▶ _What you will do_
Write out each line exactly as given. Leave the pictures out of your copy.

▶ _Dataset rows_
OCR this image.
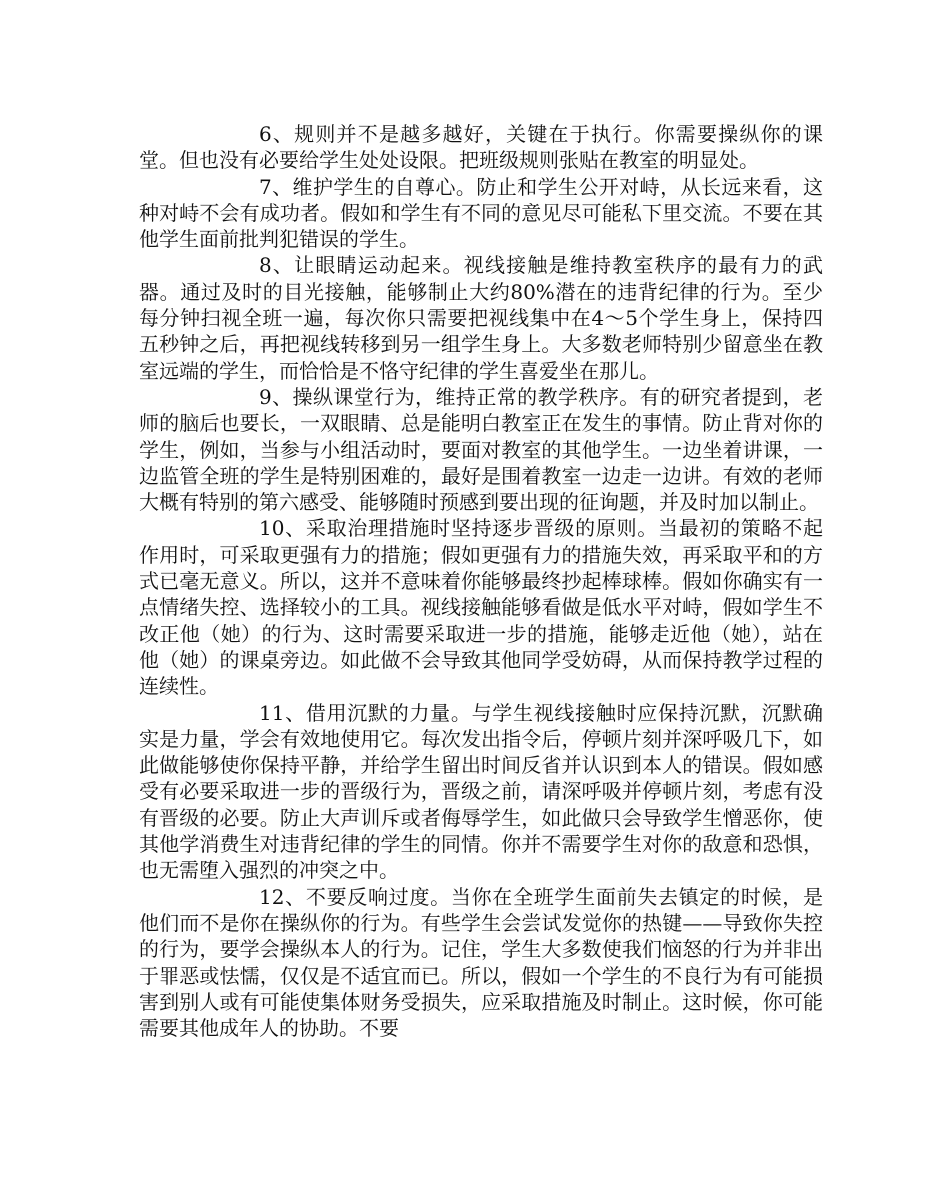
6、规则并不是越多越好，关键在于执行。你需要操纵你的课堂。但也没有必要给学生处处设限。把班级规则张贴在教室的明显处。

7、维护学生的自尊心。防止和学生公开对峙，从长远来看，这种对峙不会有成功者。假如和学生有不同的意见尽可能私下里交流。不要在其他学生面前批判犯错误的学生。

8、让眼睛运动起来。视线接触是维持教室秩序的最有力的武器。通过及时的目光接触，能够制止大约80%潜在的违背纪律的行为。至少每分钟扫视全班一遍，每次你只需要把视线集中在4～5个学生身上，保持四五秒钟之后，再把视线转移到另一组学生身上。大多数老师特别少留意坐在教室远端的学生，而恰恰是不恪守纪律的学生喜爱坐在那儿。

9、操纵课堂行为，维持正常的教学秩序。有的研究者提到，老师的脑后也要长，一双眼睛、总是能明白教室正在发生的事情。防止背对你的学生，例如，当参与小组活动时，要面对教室的其他学生。一边坐着讲课，一边监管全班的学生是特别困难的，最好是围着教室一边走一边讲。有效的老师大概有特别的第六感受、能够随时预感到要出现的征询题，并及时加以制止。

10、采取治理措施时坚持逐步晋级的原则。当最初的策略不起作用时，可采取更强有力的措施；假如更强有力的措施失效，再采取平和的方式已毫无意义。所以，这并不意味着你能够最终抄起棒球棒。假如你确实有一点情绪失控、选择较小的工具。视线接触能够看做是低水平对峙，假如学生不改正他（她）的行为、这时需要采取进一步的措施，能够走近他（她），站在他（她）的课桌旁边。如此做不会导致其他同学受妨碍，从而保持教学过程的连续性。

11、借用沉默的力量。与学生视线接触时应保持沉默，沉默确实是力量，学会有效地使用它。每次发出指令后，停顿片刻并深呼吸几下，如此做能够使你保持平静，并给学生留出时间反省并认识到本人的错误。假如感受有必要采取进一步的晋级行为，晋级之前，请深呼吸并停顿片刻，考虑有没有晋级的必要。防止大声训斥或者侮辱学生，如此做只会导致学生憎恶你，使其他学消费生对违背纪律的学生的同情。你并不需要学生对你的敌意和恐惧，也无需堕入强烈的冲突之中。

12、不要反响过度。当你在全班学生面前失去镇定的时候，是他们而不是你在操纵你的行为。有些学生会尝试发觉你的热键——导致你失控的行为，要学会操纵本人的行为。记住，学生大多数使我们恼怒的行为并非出于罪恶或怯懦，仅仅是不适宜而已。所以，假如一个学生的不良行为有可能损害到别人或有可能使集体财务受损失，应采取措施及时制止。这时候，你可能需要其他成年人的协助。不要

▶ _The solution_
OCR this image.
6、规则并不是越多越好，关键在于执行。你需要操纵你的课堂。但也没有必要给学生处处设限。把班级规则张贴在教室的明显处。

7、维护学生的自尊心。防止和学生公开对峙，从长远来看，这种对峙不会有成功者。假如和学生有不同的意见尽可能私下里交流。不要在其他学生面前批判犯错误的学生。

8、让眼睛运动起来。视线接触是维持教室秩序的最有力的武器。通过及时的目光接触，能够制止大约80%潜在的违背纪律的行为。至少每分钟扫视全班一遍，每次你只需要把视线集中在4～5个学生身上，保持四五秒钟之后，再把视线转移到另一组学生身上。大多数老师特别少留意坐在教室远端的学生，而恰恰是不恪守纪律的学生喜爱坐在那儿。

9、操纵课堂行为，维持正常的教学秩序。有的研究者提到，老师的脑后也要长，一双眼睛、总是能明白教室正在发生的事情。防止背对你的学生，例如，当参与小组活动时，要面对教室的其他学生。一边坐着讲课，一边监管全班的学生是特别困难的，最好是围着教室一边走一边讲。有效的老师大概有特别的第六感受、能够随时预感到要出现的征询题，并及时加以制止。

10、采取治理措施时坚持逐步晋级的原则。当最初的策略不起作用时，可采取更强有力的措施；假如更强有力的措施失效，再采取平和的方式已毫无意义。所以，这并不意味着你能够最终抄起棒球棒。假如你确实有一点情绪失控、选择较小的工具。视线接触能够看做是低水平对峙，假如学生不改正他（她）的行为、这时需要采取进一步的措施，能够走近他（她），站在他（她）的课桌旁边。如此做不会导致其他同学受妨碍，从而保持教学过程的连续性。

11、借用沉默的力量。与学生视线接触时应保持沉默，沉默确实是力量，学会有效地使用它。每次发出指令后，停顿片刻并深呼吸几下，如此做能够使你保持平静，并给学生留出时间反省并认识到本人的错误。假如感受有必要采取进一步的晋级行为，晋级之前，请深呼吸并停顿片刻，考虑有没有晋级的必要。防止大声训斥或者侮辱学生，如此做只会导致学生憎恶你，使其他学消费生对违背纪律的学生的同情。你并不需要学生对你的敌意和恐惧，也无需堕入强烈的冲突之中。

12、不要反响过度。当你在全班学生面前失去镇定的时候，是他们而不是你在操纵你的行为。有些学生会尝试发觉你的热键——导致你失控的行为，要学会操纵本人的行为。记住，学生大多数使我们恼怒的行为并非出于罪恶或怯懦，仅仅是不适宜而已。所以，假如一个学生的不良行为有可能损害到别人或有可能使集体财务受损失，应采取措施及时制止。这时候，你可能需要其他成年人的协助。不要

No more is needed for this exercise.